> **PROBLEM REQUIREMENTS**
Select every line containing the word "tarif" from the material, and copy those lines.

•••••

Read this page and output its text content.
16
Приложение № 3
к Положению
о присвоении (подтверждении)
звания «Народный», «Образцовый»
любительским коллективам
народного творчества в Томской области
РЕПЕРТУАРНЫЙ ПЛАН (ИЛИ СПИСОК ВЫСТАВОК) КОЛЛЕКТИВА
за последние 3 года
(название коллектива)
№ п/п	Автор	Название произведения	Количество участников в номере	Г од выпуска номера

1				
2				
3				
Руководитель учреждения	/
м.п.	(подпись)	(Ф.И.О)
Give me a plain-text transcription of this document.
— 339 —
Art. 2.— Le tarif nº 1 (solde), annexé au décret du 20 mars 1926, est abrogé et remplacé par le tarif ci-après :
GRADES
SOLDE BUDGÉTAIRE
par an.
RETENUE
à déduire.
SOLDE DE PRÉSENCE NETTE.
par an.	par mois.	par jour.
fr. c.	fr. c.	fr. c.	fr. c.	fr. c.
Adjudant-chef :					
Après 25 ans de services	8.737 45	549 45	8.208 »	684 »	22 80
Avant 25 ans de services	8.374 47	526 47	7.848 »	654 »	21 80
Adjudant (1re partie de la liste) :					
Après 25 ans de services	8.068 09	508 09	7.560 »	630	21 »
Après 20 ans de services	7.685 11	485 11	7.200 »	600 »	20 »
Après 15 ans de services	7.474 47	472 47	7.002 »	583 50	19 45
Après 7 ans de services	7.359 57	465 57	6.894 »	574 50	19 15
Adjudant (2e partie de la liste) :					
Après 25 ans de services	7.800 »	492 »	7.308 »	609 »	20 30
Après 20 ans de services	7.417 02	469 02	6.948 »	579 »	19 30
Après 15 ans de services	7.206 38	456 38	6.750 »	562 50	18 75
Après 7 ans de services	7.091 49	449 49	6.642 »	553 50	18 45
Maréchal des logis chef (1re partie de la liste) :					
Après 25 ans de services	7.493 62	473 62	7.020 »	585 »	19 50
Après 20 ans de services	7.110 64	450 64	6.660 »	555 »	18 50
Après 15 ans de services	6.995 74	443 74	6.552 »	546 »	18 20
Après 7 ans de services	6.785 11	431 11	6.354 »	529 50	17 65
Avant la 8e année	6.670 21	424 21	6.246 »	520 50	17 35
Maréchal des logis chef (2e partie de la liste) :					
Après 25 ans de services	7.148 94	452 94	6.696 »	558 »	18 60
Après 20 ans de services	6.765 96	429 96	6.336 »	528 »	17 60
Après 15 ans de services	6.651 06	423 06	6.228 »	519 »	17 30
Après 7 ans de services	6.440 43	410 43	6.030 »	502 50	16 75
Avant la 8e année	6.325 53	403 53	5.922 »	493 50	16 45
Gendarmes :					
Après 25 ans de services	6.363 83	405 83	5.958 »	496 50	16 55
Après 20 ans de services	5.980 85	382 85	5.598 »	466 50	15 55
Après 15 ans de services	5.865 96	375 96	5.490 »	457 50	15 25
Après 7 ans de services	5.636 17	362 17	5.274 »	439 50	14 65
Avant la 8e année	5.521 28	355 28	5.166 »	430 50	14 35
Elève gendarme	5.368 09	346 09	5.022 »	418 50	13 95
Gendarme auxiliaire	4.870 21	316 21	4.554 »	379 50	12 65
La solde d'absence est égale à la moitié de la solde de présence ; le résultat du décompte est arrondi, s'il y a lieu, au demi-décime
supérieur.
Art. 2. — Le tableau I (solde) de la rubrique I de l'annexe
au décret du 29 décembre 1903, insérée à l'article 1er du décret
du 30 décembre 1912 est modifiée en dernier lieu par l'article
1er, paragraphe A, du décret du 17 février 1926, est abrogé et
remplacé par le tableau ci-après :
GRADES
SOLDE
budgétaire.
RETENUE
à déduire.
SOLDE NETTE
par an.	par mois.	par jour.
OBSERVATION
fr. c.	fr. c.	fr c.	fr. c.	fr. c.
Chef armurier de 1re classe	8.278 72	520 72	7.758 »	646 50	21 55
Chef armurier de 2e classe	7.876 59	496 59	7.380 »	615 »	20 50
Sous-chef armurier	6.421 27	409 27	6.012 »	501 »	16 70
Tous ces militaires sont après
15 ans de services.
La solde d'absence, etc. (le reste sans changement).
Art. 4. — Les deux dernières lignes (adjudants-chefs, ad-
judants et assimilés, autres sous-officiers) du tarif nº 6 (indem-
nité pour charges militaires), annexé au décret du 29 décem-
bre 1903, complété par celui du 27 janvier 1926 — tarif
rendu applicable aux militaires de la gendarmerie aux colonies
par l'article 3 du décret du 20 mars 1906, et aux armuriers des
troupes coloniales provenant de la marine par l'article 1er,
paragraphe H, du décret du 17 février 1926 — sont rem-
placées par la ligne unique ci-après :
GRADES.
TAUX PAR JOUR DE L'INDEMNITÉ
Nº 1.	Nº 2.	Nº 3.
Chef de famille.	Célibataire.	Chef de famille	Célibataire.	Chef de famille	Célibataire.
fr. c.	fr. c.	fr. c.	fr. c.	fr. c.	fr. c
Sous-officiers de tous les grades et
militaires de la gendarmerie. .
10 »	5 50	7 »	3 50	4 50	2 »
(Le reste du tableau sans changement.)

•••••

> **SOLUTION**
Art. 2.— Le tarif nº 1 (solde), annexé au décret du 20 mars 1926, est abrogé et remplacé par le tarif ci-après :
judants et assimilés, autres sous-officiers) du tarif nº 6 (indem-
bre 1903, complété par celui du 27 janvier 1926 — tarif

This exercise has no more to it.